- [The problem]
Give every line again exactly as it appears, please, but not the pictures.
——
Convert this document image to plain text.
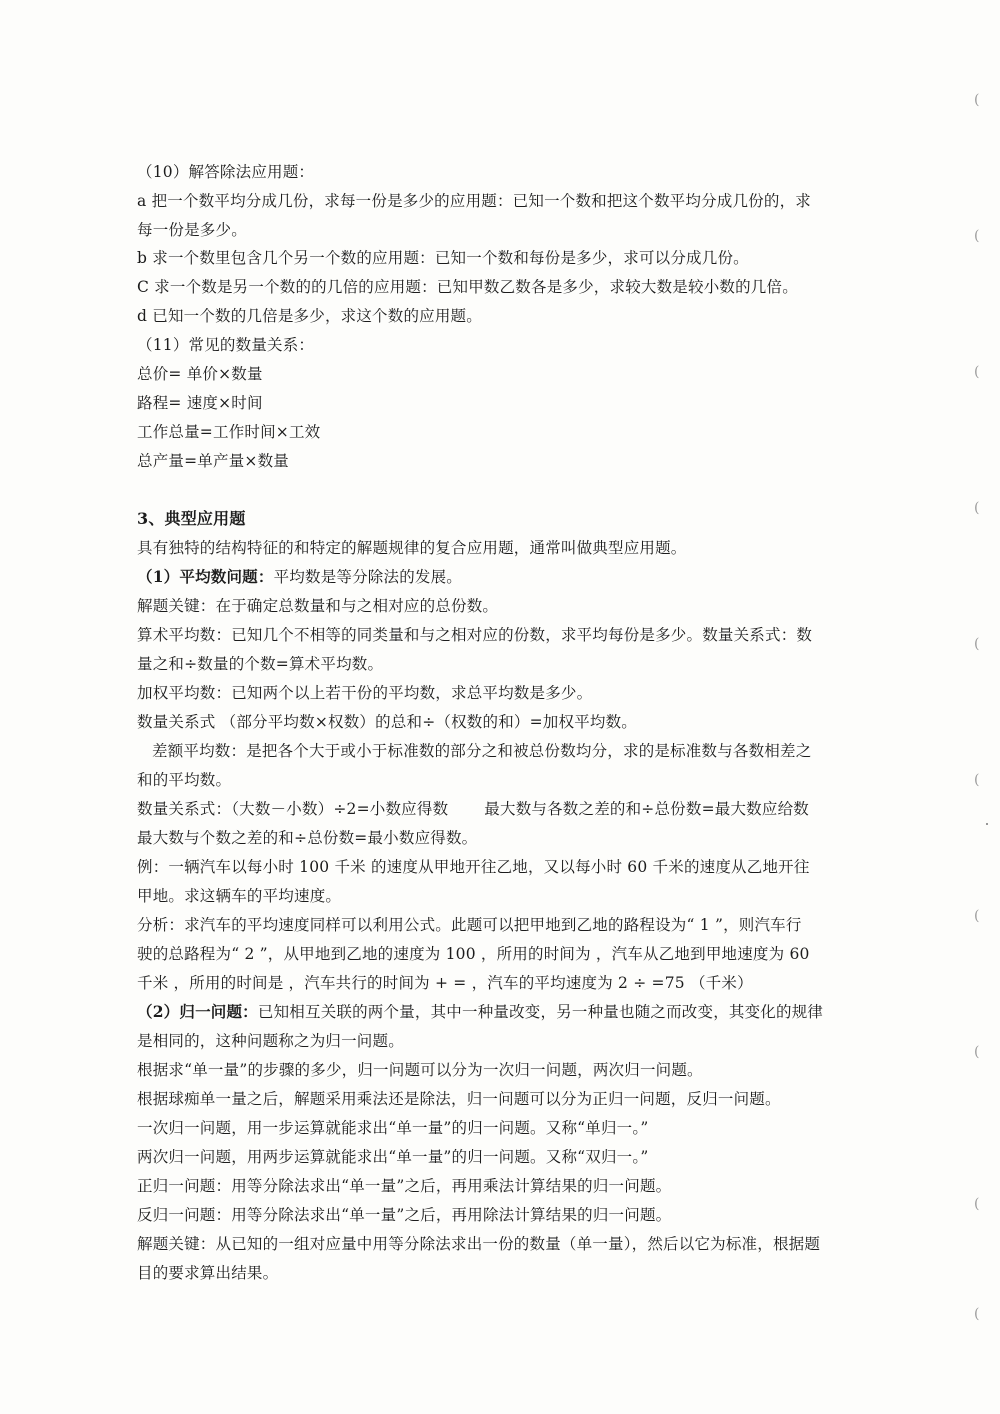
（10）解答除法应用题：
a 把一个数平均分成几份，求每一份是多少的应用题：已知一个数和把这个数平均分成几份的，求
每一份是多少。
b 求一个数里包含几个另一个数的应用题：已知一个数和每份是多少，求可以分成几份。
C 求一个数是另一个数的的几倍的应用题：已知甲数乙数各是多少，求较大数是较小数的几倍。
d 已知一个数的几倍是多少，求这个数的应用题。
（11）常见的数量关系：
总价= 单价×数量
路程= 速度×时间
工作总量=工作时间×工效
总产量=单产量×数量
3、典型应用题
具有独特的结构特征的和特定的解题规律的复合应用题，通常叫做典型应用题。
（1）平均数问题：平均数是等分除法的发展。
解题关键：在于确定总数量和与之相对应的总份数。
算术平均数：已知几个不相等的同类量和与之相对应的份数，求平均每份是多少。数量关系式：数
量之和÷数量的个数=算术平均数。
加权平均数：已知两个以上若干份的平均数，求总平均数是多少。
数量关系式 （部分平均数×权数）的总和÷（权数的和）=加权平均数。
差额平均数：是把各个大于或小于标准数的部分之和被总份数均分，求的是标准数与各数相差之
和的平均数。
数量关系式：（大数－小数）÷2=小数应得数 最大数与各数之差的和÷总份数=最大数应给数
最大数与个数之差的和÷总份数=最小数应得数。
例：一辆汽车以每小时 100 千米 的速度从甲地开往乙地，又以每小时 60 千米的速度从乙地开往
甲地。求这辆车的平均速度。
分析：求汽车的平均速度同样可以利用公式。此题可以把甲地到乙地的路程设为“ 1 ”，则汽车行
驶的总路程为“ 2 ”，从甲地到乙地的速度为 100 ，所用的时间为 ，汽车从乙地到甲地速度为 60
千米 ，所用的时间是 ，汽车共行的时间为 + = ，汽车的平均速度为 2 ÷ =75 （千米）
（2）归一问题：已知相互关联的两个量，其中一种量改变，另一种量也随之而改变，其变化的规律
是相同的，这种问题称之为归一问题。
根据求“单一量”的步骤的多少，归一问题可以分为一次归一问题，两次归一问题。
根据球痴单一量之后，解题采用乘法还是除法，归一问题可以分为正归一问题，反归一问题。
一次归一问题，用一步运算就能求出“单一量”的归一问题。又称“单归一。”
两次归一问题，用两步运算就能求出“单一量”的归一问题。又称“双归一。”
正归一问题：用等分除法求出“单一量”之后，再用乘法计算结果的归一问题。
反归一问题：用等分除法求出“单一量”之后，再用除法计算结果的归一问题。
解题关键：从已知的一组对应量中用等分除法求出一份的数量（单一量），然后以它为标准，根据题
目的要求算出结果。
(
(
(
(
(
(
(
(
(
(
——
- [Expected answer]
Convert this document image to plain text.
（10）解答除法应用题：
a 把一个数平均分成几份，求每一份是多少的应用题：已知一个数和把这个数平均分成几份的，求
每一份是多少。
b 求一个数里包含几个另一个数的应用题：已知一个数和每份是多少，求可以分成几份。
C 求一个数是另一个数的的几倍的应用题：已知甲数乙数各是多少，求较大数是较小数的几倍。
d 已知一个数的几倍是多少，求这个数的应用题。
（11）常见的数量关系：
总价= 单价×数量
路程= 速度×时间
工作总量=工作时间×工效
总产量=单产量×数量
3、典型应用题
具有独特的结构特征的和特定的解题规律的复合应用题，通常叫做典型应用题。
（1）平均数问题：平均数是等分除法的发展。
解题关键：在于确定总数量和与之相对应的总份数。
算术平均数：已知几个不相等的同类量和与之相对应的份数，求平均每份是多少。数量关系式：数
量之和÷数量的个数=算术平均数。
加权平均数：已知两个以上若干份的平均数，求总平均数是多少。
数量关系式 （部分平均数×权数）的总和÷（权数的和）=加权平均数。
差额平均数：是把各个大于或小于标准数的部分之和被总份数均分，求的是标准数与各数相差之
和的平均数。
数量关系式：（大数－小数）÷2=小数应得数 最大数与各数之差的和÷总份数=最大数应给数
最大数与个数之差的和÷总份数=最小数应得数。
例：一辆汽车以每小时 100 千米 的速度从甲地开往乙地，又以每小时 60 千米的速度从乙地开往
甲地。求这辆车的平均速度。
分析：求汽车的平均速度同样可以利用公式。此题可以把甲地到乙地的路程设为“ 1 ”，则汽车行
驶的总路程为“ 2 ”，从甲地到乙地的速度为 100 ，所用的时间为 ，汽车从乙地到甲地速度为 60
千米 ，所用的时间是 ，汽车共行的时间为 + = ，汽车的平均速度为 2 ÷ =75 （千米）
（2）归一问题：已知相互关联的两个量，其中一种量改变，另一种量也随之而改变，其变化的规律
是相同的，这种问题称之为归一问题。
根据求“单一量”的步骤的多少，归一问题可以分为一次归一问题，两次归一问题。
根据球痴单一量之后，解题采用乘法还是除法，归一问题可以分为正归一问题，反归一问题。
一次归一问题，用一步运算就能求出“单一量”的归一问题。又称“单归一。”
两次归一问题，用两步运算就能求出“单一量”的归一问题。又称“双归一。”
正归一问题：用等分除法求出“单一量”之后，再用乘法计算结果的归一问题。
反归一问题：用等分除法求出“单一量”之后，再用除法计算结果的归一问题。
解题关键：从已知的一组对应量中用等分除法求出一份的数量（单一量），然后以它为标准，根据题
目的要求算出结果。
(
(
(
(
(
(
(
(
(
(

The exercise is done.